- **Goal of the exercise**
Each entry in the listing below should be restated word for word.
━━ Data to use
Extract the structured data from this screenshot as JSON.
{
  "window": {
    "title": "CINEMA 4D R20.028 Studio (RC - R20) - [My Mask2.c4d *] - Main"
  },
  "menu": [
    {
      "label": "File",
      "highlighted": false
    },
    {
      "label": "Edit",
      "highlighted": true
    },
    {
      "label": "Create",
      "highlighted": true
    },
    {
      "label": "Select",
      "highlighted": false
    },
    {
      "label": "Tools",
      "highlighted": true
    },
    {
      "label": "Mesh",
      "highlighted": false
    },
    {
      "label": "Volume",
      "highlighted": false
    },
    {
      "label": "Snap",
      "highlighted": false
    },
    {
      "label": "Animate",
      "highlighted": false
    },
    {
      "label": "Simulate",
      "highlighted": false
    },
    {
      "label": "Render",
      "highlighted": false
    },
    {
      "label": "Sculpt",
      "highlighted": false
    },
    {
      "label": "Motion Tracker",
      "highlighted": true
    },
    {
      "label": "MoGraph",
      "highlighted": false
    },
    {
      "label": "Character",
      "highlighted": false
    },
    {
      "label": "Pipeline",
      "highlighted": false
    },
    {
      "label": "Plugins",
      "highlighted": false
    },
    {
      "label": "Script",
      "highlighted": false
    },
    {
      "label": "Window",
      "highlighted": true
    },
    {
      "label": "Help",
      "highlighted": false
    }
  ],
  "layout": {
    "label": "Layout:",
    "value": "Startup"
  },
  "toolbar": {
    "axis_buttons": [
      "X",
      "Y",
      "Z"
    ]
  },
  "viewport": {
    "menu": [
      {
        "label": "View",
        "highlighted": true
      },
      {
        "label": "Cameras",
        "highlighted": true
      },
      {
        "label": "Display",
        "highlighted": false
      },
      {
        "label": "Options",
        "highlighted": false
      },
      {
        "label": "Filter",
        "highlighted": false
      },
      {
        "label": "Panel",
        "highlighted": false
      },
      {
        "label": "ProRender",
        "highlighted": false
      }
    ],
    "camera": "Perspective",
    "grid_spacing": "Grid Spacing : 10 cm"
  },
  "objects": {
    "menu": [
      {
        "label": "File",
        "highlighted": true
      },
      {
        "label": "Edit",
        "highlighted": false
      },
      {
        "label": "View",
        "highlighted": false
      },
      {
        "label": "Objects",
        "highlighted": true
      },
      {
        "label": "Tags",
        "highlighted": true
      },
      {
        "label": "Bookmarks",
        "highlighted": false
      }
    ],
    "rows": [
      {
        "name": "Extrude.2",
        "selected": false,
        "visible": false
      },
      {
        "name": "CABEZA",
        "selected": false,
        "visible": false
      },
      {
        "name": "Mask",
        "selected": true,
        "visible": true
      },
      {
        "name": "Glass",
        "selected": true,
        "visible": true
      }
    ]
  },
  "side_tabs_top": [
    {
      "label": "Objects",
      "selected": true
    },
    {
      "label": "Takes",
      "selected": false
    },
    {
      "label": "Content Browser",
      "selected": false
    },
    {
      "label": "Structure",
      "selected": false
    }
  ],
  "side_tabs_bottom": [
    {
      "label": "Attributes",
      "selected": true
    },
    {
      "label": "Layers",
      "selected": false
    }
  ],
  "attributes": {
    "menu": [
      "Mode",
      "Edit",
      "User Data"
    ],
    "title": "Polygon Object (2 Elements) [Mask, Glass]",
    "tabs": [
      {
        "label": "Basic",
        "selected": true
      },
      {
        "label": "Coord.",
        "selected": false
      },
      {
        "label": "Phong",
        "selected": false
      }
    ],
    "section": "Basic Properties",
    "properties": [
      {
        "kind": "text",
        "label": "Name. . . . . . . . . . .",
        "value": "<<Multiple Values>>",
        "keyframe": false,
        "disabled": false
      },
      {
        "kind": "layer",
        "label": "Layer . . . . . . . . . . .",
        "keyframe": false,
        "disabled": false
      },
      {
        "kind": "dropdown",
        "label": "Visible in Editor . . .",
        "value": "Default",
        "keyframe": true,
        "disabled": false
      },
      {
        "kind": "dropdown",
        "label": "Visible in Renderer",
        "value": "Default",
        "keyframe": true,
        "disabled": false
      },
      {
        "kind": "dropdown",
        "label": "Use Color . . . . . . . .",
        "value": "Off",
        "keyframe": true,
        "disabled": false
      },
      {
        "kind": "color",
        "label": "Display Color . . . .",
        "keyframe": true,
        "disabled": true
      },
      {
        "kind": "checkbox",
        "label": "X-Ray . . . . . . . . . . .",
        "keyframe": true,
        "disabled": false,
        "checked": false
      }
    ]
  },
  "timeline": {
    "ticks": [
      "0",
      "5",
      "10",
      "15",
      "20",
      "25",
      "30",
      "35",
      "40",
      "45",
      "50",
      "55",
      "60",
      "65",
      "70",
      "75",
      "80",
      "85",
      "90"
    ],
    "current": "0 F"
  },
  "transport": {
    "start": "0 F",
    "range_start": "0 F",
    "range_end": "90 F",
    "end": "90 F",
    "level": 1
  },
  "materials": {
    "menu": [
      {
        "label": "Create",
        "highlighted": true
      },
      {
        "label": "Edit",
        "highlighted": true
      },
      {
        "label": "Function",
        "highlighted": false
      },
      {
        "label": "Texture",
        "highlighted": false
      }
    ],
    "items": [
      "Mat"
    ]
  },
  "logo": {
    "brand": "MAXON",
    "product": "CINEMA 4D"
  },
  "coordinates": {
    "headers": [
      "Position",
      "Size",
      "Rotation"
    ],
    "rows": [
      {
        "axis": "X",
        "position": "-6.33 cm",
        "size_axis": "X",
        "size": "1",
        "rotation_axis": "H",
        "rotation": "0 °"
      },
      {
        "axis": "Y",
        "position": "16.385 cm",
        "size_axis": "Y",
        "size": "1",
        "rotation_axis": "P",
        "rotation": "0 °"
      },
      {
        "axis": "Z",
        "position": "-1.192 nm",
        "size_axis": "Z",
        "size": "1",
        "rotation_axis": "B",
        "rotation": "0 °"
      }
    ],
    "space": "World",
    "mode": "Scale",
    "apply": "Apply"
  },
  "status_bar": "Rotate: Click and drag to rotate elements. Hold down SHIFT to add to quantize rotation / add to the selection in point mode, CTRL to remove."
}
━━━━
- **Exercise solution**
Extract the structured data from this screenshot as JSON.
{
  "window": {
    "title": "CINEMA 4D R20.028 Studio (RC - R20) - [My Mask2.c4d *] - Main"
  },
  "menu": [
    {
      "label": "File",
      "highlighted": false
    },
    {
      "label": "Edit",
      "highlighted": true
    },
    {
      "label": "Create",
      "highlighted": true
    },
    {
      "label": "Select",
      "highlighted": false
    },
    {
      "label": "Tools",
      "highlighted": true
    },
    {
      "label": "Mesh",
      "highlighted": false
    },
    {
      "label": "Volume",
      "highlighted": false
    },
    {
      "label": "Snap",
      "highlighted": false
    },
    {
      "label": "Animate",
      "highlighted": false
    },
    {
      "label": "Simulate",
      "highlighted": false
    },
    {
      "label": "Render",
      "highlighted": false
    },
    {
      "label": "Sculpt",
      "highlighted": false
    },
    {
      "label": "Motion Tracker",
      "highlighted": true
    },
    {
      "label": "MoGraph",
      "highlighted": false
    },
    {
      "label": "Character",
      "highlighted": false
    },
    {
      "label": "Pipeline",
      "highlighted": false
    },
    {
      "label": "Plugins",
      "highlighted": false
    },
    {
      "label": "Script",
      "highlighted": false
    },
    {
      "label": "Window",
      "highlighted": true
    },
    {
      "label": "Help",
      "highlighted": false
    }
  ],
  "layout": {
    "label": "Layout:",
    "value": "Startup"
  },
  "toolbar": {
    "axis_buttons": [
      "X",
      "Y",
      "Z"
    ]
  },
  "viewport": {
    "menu": [
      {
        "label": "View",
        "highlighted": true
      },
      {
        "label": "Cameras",
        "highlighted": true
      },
      {
        "label": "Display",
        "highlighted": false
      },
      {
        "label": "Options",
        "highlighted": false
      },
      {
        "label": "Filter",
        "highlighted": false
      },
      {
        "label": "Panel",
        "highlighted": false
      },
      {
        "label": "ProRender",
        "highlighted": false
      }
    ],
    "camera": "Perspective",
    "grid_spacing": "Grid Spacing : 10 cm"
  },
  "objects": {
    "menu": [
      {
        "label": "File",
        "highlighted": true
      },
      {
        "label": "Edit",
        "highlighted": false
      },
      {
        "label": "View",
        "highlighted": false
      },
      {
        "label": "Objects",
        "highlighted": true
      },
      {
        "label": "Tags",
        "highlighted": true
      },
      {
        "label": "Bookmarks",
        "highlighted": false
      }
    ],
    "rows": [
      {
        "name": "Extrude.2",
        "selected": false,
        "visible": false
      },
      {
        "name": "CABEZA",
        "selected": false,
        "visible": false
      },
      {
        "name": "Mask",
        "selected": true,
        "visible": true
      },
      {
        "name": "Glass",
        "selected": true,
        "visible": true
      }
    ]
  },
  "side_tabs_top": [
    {
      "label": "Objects",
      "selected": true
    },
    {
      "label": "Takes",
      "selected": false
    },
    {
      "label": "Content Browser",
      "selected": false
    },
    {
      "label": "Structure",
      "selected": false
    }
  ],
  "side_tabs_bottom": [
    {
      "label": "Attributes",
      "selected": true
    },
    {
      "label": "Layers",
      "selected": false
    }
  ],
  "attributes": {
    "menu": [
      "Mode",
      "Edit",
      "User Data"
    ],
    "title": "Polygon Object (2 Elements) [Mask, Glass]",
    "tabs": [
      {
        "label": "Basic",
        "selected": true
      },
      {
        "label": "Coord.",
        "selected": false
      },
      {
        "label": "Phong",
        "selected": false
      }
    ],
    "section": "Basic Properties",
    "properties": [
      {
        "kind": "text",
        "label": "Name. . . . . . . . . . .",
        "value": "<<Multiple Values>>",
        "keyframe": false,
        "disabled": false
      },
      {
        "kind": "layer",
        "label": "Layer . . . . . . . . . . .",
        "keyframe": false,
        "disabled": false
      },
      {
        "kind": "dropdown",
        "label": "Visible in Editor . . .",
        "value": "Default",
        "keyframe": true,
        "disabled": false
      },
      {
        "kind": "dropdown",
        "label": "Visible in Renderer",
        "value": "Default",
        "keyframe": true,
        "disabled": false
      },
      {
        "kind": "dropdown",
        "label": "Use Color . . . . . . . .",
        "value": "Off",
        "keyframe": true,
        "disabled": false
      },
      {
        "kind": "color",
        "label": "Display Color . . . .",
        "keyframe": true,
        "disabled": true
      },
      {
        "kind": "checkbox",
        "label": "X-Ray . . . . . . . . . . .",
        "keyframe": true,
        "disabled": false,
        "checked": false
      }
    ]
  },
  "timeline": {
    "ticks": [
      "0",
      "5",
      "10",
      "15",
      "20",
      "25",
      "30",
      "35",
      "40",
      "45",
      "50",
      "55",
      "60",
      "65",
      "70",
      "75",
      "80",
      "85",
      "90"
    ],
    "current": "0 F"
  },
  "transport": {
    "start": "0 F",
    "range_start": "0 F",
    "range_end": "90 F",
    "end": "90 F",
    "level": 1
  },
  "materials": {
    "menu": [
      {
        "label": "Create",
        "highlighted": true
      },
      {
        "label": "Edit",
        "highlighted": true
      },
      {
        "label": "Function",
        "highlighted": false
      },
      {
        "label": "Texture",
        "highlighted": false
      }
    ],
    "items": [
      "Mat"
    ]
  },
  "logo": {
    "brand": "MAXON",
    "product": "CINEMA 4D"
  },
  "coordinates": {
    "headers": [
      "Position",
      "Size",
      "Rotation"
    ],
    "rows": [
      {
        "axis": "X",
        "position": "-6.33 cm",
        "size_axis": "X",
        "size": "1",
        "rotation_axis": "H",
        "rotation": "0 °"
      },
      {
        "axis": "Y",
        "position": "16.385 cm",
        "size_axis": "Y",
        "size": "1",
        "rotation_axis": "P",
        "rotation": "0 °"
      },
      {
        "axis": "Z",
        "position": "-1.192 nm",
        "size_axis": "Z",
        "size": "1",
        "rotation_axis": "B",
        "rotation": "0 °"
      }
    ],
    "space": "World",
    "mode": "Scale",
    "apply": "Apply"
  },
  "status_bar": "Rotate: Click and drag to rotate elements. Hold down SHIFT to add to quantize rotation / add to the selection in point mode, CTRL to remove."
}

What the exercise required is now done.